Your goal | Where in the data below does the word "mereka" appear? Copy every line that has it.
Start of Block
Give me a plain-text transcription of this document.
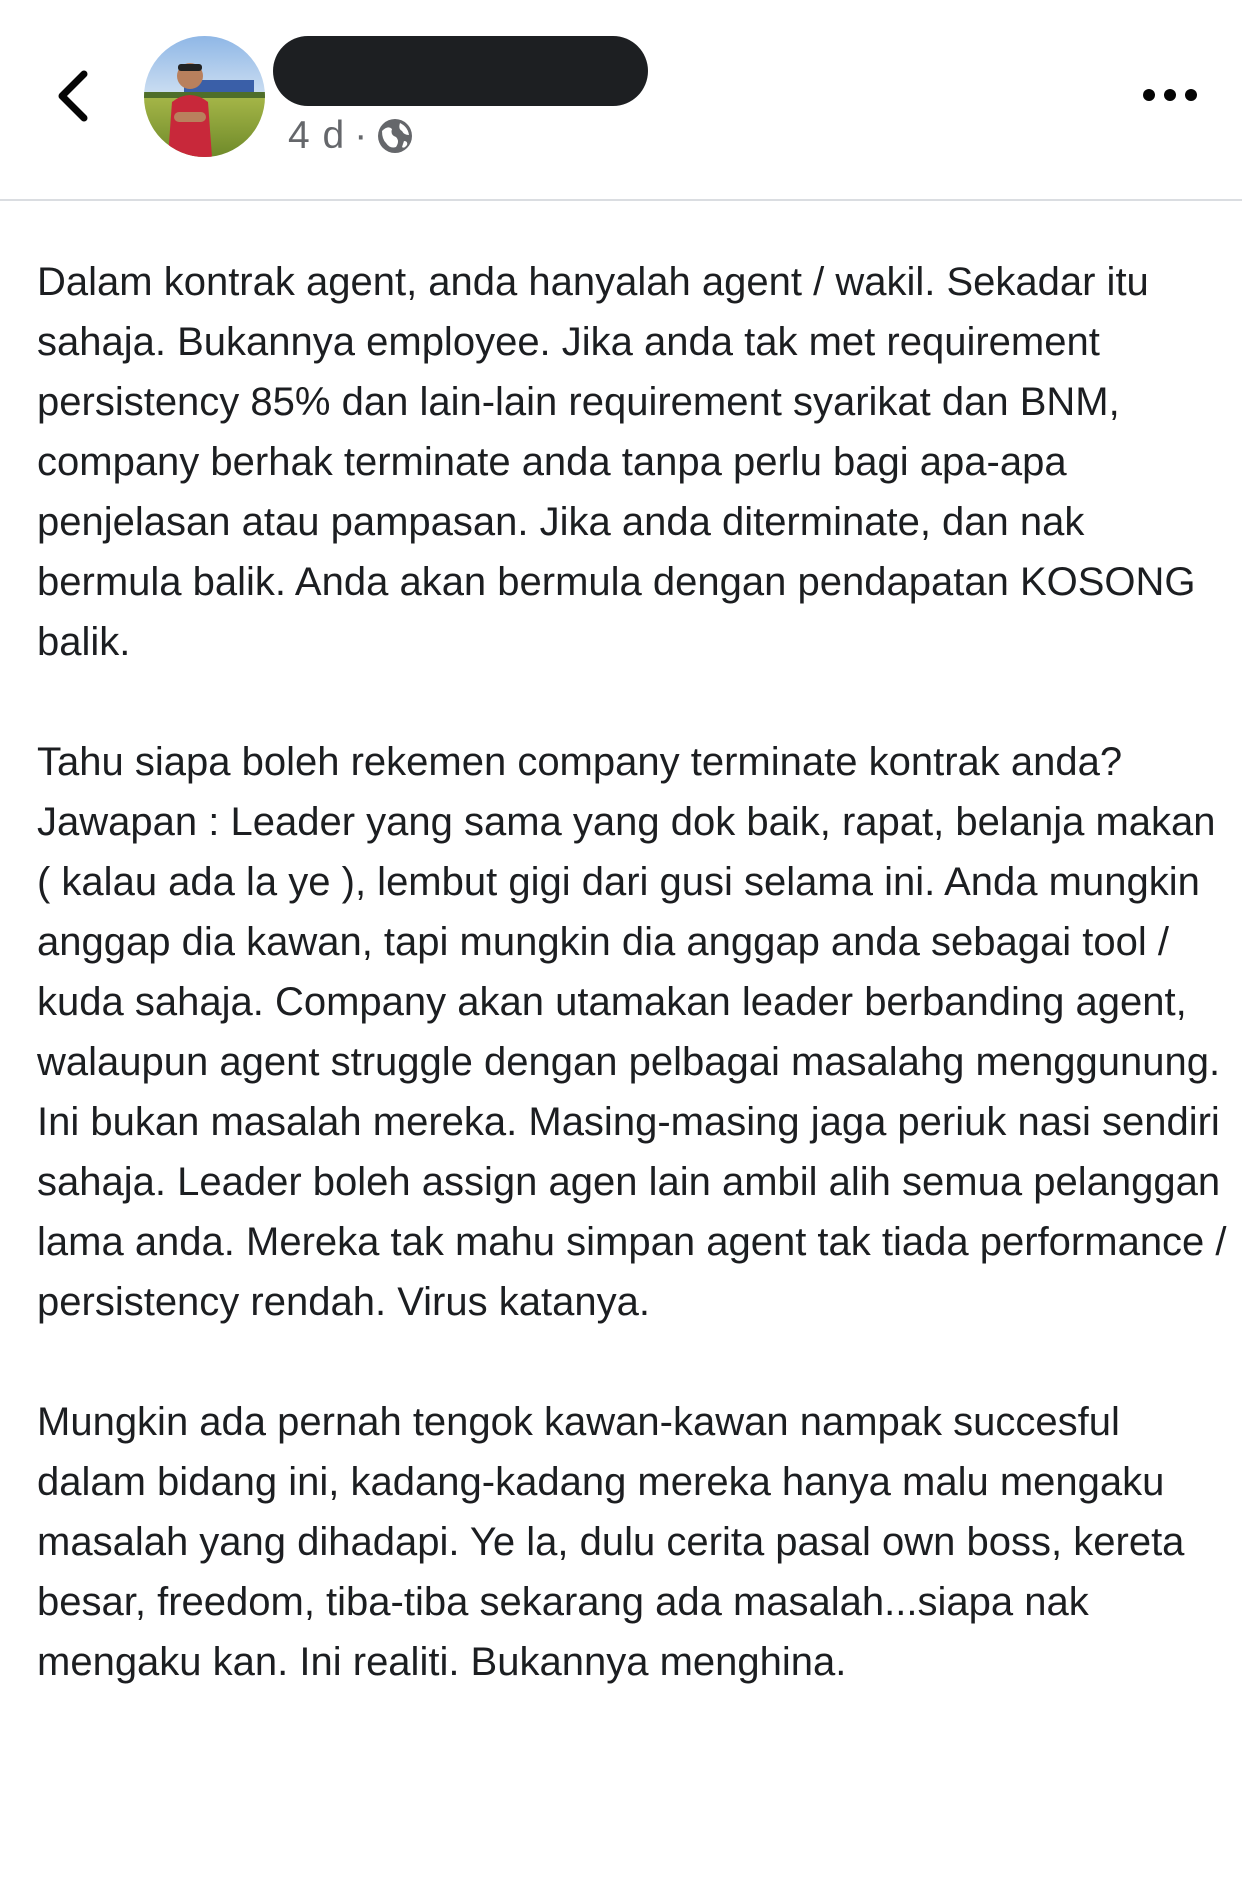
4 d ·

Dalam kontrak agent, anda hanyalah agent / wakil. Sekadar itu sahaja. Bukannya employee. Jika anda tak met requirement persistency 85% dan lain-lain requirement syarikat dan BNM, company berhak terminate anda tanpa perlu bagi apa-apa penjelasan atau pampasan. Jika anda diterminate, dan nak bermula balik. Anda akan bermula dengan pendapatan KOSONG balik.

Tahu siapa boleh rekemen company terminate kontrak anda? Jawapan : Leader yang sama yang dok baik, rapat, belanja makan ( kalau ada la ye ), lembut gigi dari gusi selama ini. Anda mungkin anggap dia kawan, tapi mungkin dia anggap anda sebagai tool / kuda sahaja. Company akan utamakan leader berbanding agent, walaupun agent struggle dengan pelbagai masalahg menggunung. Ini bukan masalah mereka. Masing-masing jaga periuk nasi sendiri sahaja. Leader boleh assign agen lain ambil alih semua pelanggan lama anda. Mereka tak mahu simpan agent tak tiada performance / persistency rendah. Virus katanya.

Mungkin ada pernah tengok kawan-kawan nampak succesful dalam bidang ini, kadang-kadang mereka hanya malu mengaku masalah yang dihadapi. Ye la, dulu cerita pasal own boss, kereta besar, freedom, tiba-tiba sekarang ada masalah...siapa nak mengaku kan. Ini realiti. Bukannya menghina.
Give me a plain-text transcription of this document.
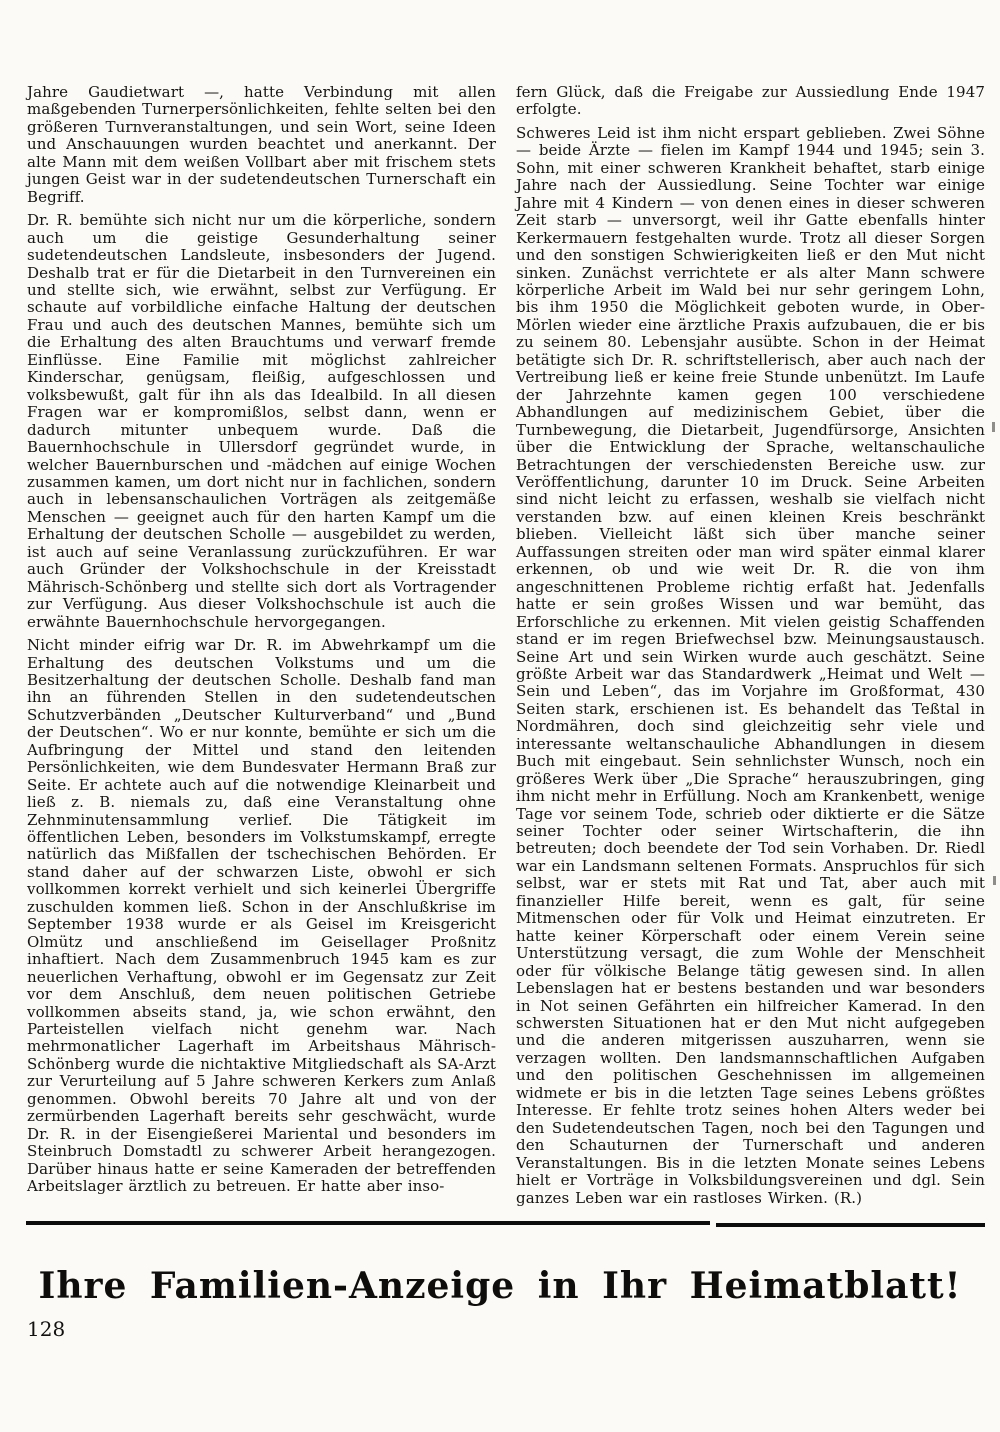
Jahre Gaudietwart —, hatte Verbindung mit allen maßgebenden Turnerpersönlichkeiten, fehlte selten bei den größeren Turnveranstaltungen, und sein Wort, seine Ideen und Anschauungen wurden beachtet und anerkannt. Der alte Mann mit dem weißen Vollbart aber mit frischem stets jungen Geist war in der sudetendeutschen Turnerschaft ein Begriff.

Dr. R. bemühte sich nicht nur um die körperliche, sondern auch um die geistige Gesunderhaltung seiner sudetendeutschen Landsleute, insbesonders der Jugend. Deshalb trat er für die Dietarbeit in den Turnvereinen ein und stellte sich, wie erwähnt, selbst zur Verfügung. Er schaute auf vorbildliche einfache Haltung der deutschen Frau und auch des deutschen Mannes, bemühte sich um die Erhaltung des alten Brauchtums und verwarf fremde Einflüsse. Eine Familie mit möglichst zahlreicher Kinderschar, genügsam, fleißig, aufgeschlossen und volksbewußt, galt für ihn als das Idealbild. In all diesen Fragen war er kompromißlos, selbst dann, wenn er dadurch mitunter unbequem wurde. Daß die Bauernhochschule in Ullersdorf gegründet wurde, in welcher Bauernburschen und -mädchen auf einige Wochen zusammen kamen, um dort nicht nur in fachlichen, sondern auch in lebensanschaulichen Vorträgen als zeitgemäße Menschen — geeignet auch für den harten Kampf um die Erhaltung der deutschen Scholle — ausgebildet zu werden, ist auch auf seine Veranlassung zurückzuführen. Er war auch Gründer der Volkshochschule in der Kreisstadt Mährisch-Schönberg und stellte sich dort als Vortragender zur Verfügung. Aus dieser Volkshochschule ist auch die erwähnte Bauernhochschule hervorgegangen.

Nicht minder eifrig war Dr. R. im Abwehrkampf um die Erhaltung des deutschen Volkstums und um die Besitzerhaltung der deutschen Scholle. Deshalb fand man ihn an führenden Stellen in den sudetendeutschen Schutzverbänden „Deutscher Kulturverband“ und „Bund der Deutschen“. Wo er nur konnte, bemühte er sich um die Aufbringung der Mittel und stand den leitenden Persönlichkeiten, wie dem Bundesvater Hermann Braß zur Seite. Er achtete auch auf die notwendige Kleinarbeit und ließ z. B. niemals zu, daß eine Veranstaltung ohne Zehnminutensammlung verlief. Die Tätigkeit im öffentlichen Leben, besonders im Volkstumskampf, erregte natürlich das Mißfallen der tschechischen Behörden. Er stand daher auf der schwarzen Liste, obwohl er sich vollkommen korrekt verhielt und sich keinerlei Übergriffe zuschulden kommen ließ. Schon in der Anschlußkrise im September 1938 wurde er als Geisel im Kreisgericht Olmütz und anschließend im Geisellager Proßnitz inhaftiert. Nach dem Zusammenbruch 1945 kam es zur neuerlichen Verhaftung, obwohl er im Gegensatz zur Zeit vor dem Anschluß, dem neuen politischen Getriebe vollkommen abseits stand, ja, wie schon erwähnt, den Parteistellen vielfach nicht genehm war. Nach mehrmonatlicher Lagerhaft im Arbeitshaus Mährisch-Schönberg wurde die nichtaktive Mitgliedschaft als SA-Arzt zur Verurteilung auf 5 Jahre schweren Kerkers zum Anlaß genommen. Obwohl bereits 70 Jahre alt und von der zermürbenden Lagerhaft bereits sehr geschwächt, wurde Dr. R. in der Eisengießerei Mariental und besonders im Steinbruch Domstadtl zu schwerer Arbeit herangezogen. Darüber hinaus hatte er seine Kameraden der betreffenden Arbeitslager ärztlich zu betreuen. Er hatte aber inso-

fern Glück, daß die Freigabe zur Aussiedlung Ende 1947 erfolgte.

Schweres Leid ist ihm nicht erspart geblieben. Zwei Söhne — beide Ärzte — fielen im Kampf 1944 und 1945; sein 3. Sohn, mit einer schweren Krankheit behaftet, starb einige Jahre nach der Aussiedlung. Seine Tochter war einige Jahre mit 4 Kindern — von denen eines in dieser schweren Zeit starb — unversorgt, weil ihr Gatte ebenfalls hinter Kerkermauern festgehalten wurde. Trotz all dieser Sorgen und den sonstigen Schwierigkeiten ließ er den Mut nicht sinken. Zunächst verrichtete er als alter Mann schwere körperliche Arbeit im Wald bei nur sehr geringem Lohn, bis ihm 1950 die Möglichkeit geboten wurde, in Ober-Mörlen wieder eine ärztliche Praxis aufzubauen, die er bis zu seinem 80. Lebensjahr ausübte. Schon in der Heimat betätigte sich Dr. R. schriftstellerisch, aber auch nach der Vertreibung ließ er keine freie Stunde unbenützt. Im Laufe der Jahrzehnte kamen gegen 100 verschiedene Abhandlungen auf medizinischem Gebiet, über die Turnbewegung, die Dietarbeit, Jugendfürsorge, Ansichten über die Entwicklung der Sprache, weltanschauliche Betrachtungen der verschiedensten Bereiche usw. zur Veröffentlichung, darunter 10 im Druck. Seine Arbeiten sind nicht leicht zu erfassen, weshalb sie vielfach nicht verstanden bzw. auf einen kleinen Kreis beschränkt blieben. Vielleicht läßt sich über manche seiner Auffassungen streiten oder man wird später einmal klarer erkennen, ob und wie weit Dr. R. die von ihm angeschnittenen Probleme richtig erfaßt hat. Jedenfalls hatte er sein großes Wissen und war bemüht, das Erforschliche zu erkennen. Mit vielen geistig Schaffenden stand er im regen Briefwechsel bzw. Meinungsaustausch. Seine Art und sein Wirken wurde auch geschätzt. Seine größte Arbeit war das Standardwerk „Heimat und Welt — Sein und Leben“, das im Vorjahre im Großformat, 430 Seiten stark, erschienen ist. Es behandelt das Teßtal in Nordmähren, doch sind gleichzeitig sehr viele und interessante weltanschauliche Abhandlungen in diesem Buch mit eingebaut. Sein sehnlichster Wunsch, noch ein größeres Werk über „Die Sprache“ herauszubringen, ging ihm nicht mehr in Erfüllung. Noch am Krankenbett, wenige Tage vor seinem Tode, schrieb oder diktierte er die Sätze seiner Tochter oder seiner Wirtschafterin, die ihn betreuten; doch beendete der Tod sein Vorhaben. Dr. Riedl war ein Landsmann seltenen Formats. Anspruchlos für sich selbst, war er stets mit Rat und Tat, aber auch mit finanzieller Hilfe bereit, wenn es galt, für seine Mitmenschen oder für Volk und Heimat einzutreten. Er hatte keiner Körperschaft oder einem Verein seine Unterstützung versagt, die zum Wohle der Menschheit oder für völkische Belange tätig gewesen sind. In allen Lebenslagen hat er bestens bestanden und war besonders in Not seinen Gefährten ein hilfreicher Kamerad. In den schwersten Situationen hat er den Mut nicht aufgegeben und die anderen mitgerissen auszuharren, wenn sie verzagen wollten. Den landsmannschaftlichen Aufgaben und den politischen Geschehnissen im allgemeinen widmete er bis in die letzten Tage seines Lebens größtes Interesse. Er fehlte trotz seines hohen Alters weder bei den Sudetendeutschen Tagen, noch bei den Tagungen und den Schauturnen der Turnerschaft und anderen Veranstaltungen. Bis in die letzten Monate seines Lebens hielt er Vorträge in Volksbildungsvereinen und dgl. Sein ganzes Leben war ein rastloses Wirken. (R.)

Ihre Familien-Anzeige in Ihr Heimatblatt!
128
End of Block
Finished exercise |
Tahu siapa boleh rekemen company terminate kontrak anda? Jawapan : Leader yang sama yang dok baik, rapat, belanja makan ( kalau ada la ye ), lembut gigi dari gusi selama ini. Anda mungkin anggap dia kawan, tapi mungkin dia anggap anda sebagai tool / kuda sahaja. Company akan utamakan leader berbanding agent, walaupun agent struggle dengan pelbagai masalahg menggunung. Ini bukan masalah mereka. Masing-masing jaga periuk nasi sendiri sahaja. Leader boleh assign agen lain ambil alih semua pelanggan lama anda. Mereka tak mahu simpan agent tak tiada performance / persistency rendah. Virus katanya.
Mungkin ada pernah tengok kawan-kawan nampak succesful dalam bidang ini, kadang-kadang mereka hanya malu mengaku masalah yang dihadapi. Ye la, dulu cerita pasal own boss, kereta besar, freedom, tiba-tiba sekarang ada masalah...siapa nak mengaku kan. Ini realiti. Bukannya menghina.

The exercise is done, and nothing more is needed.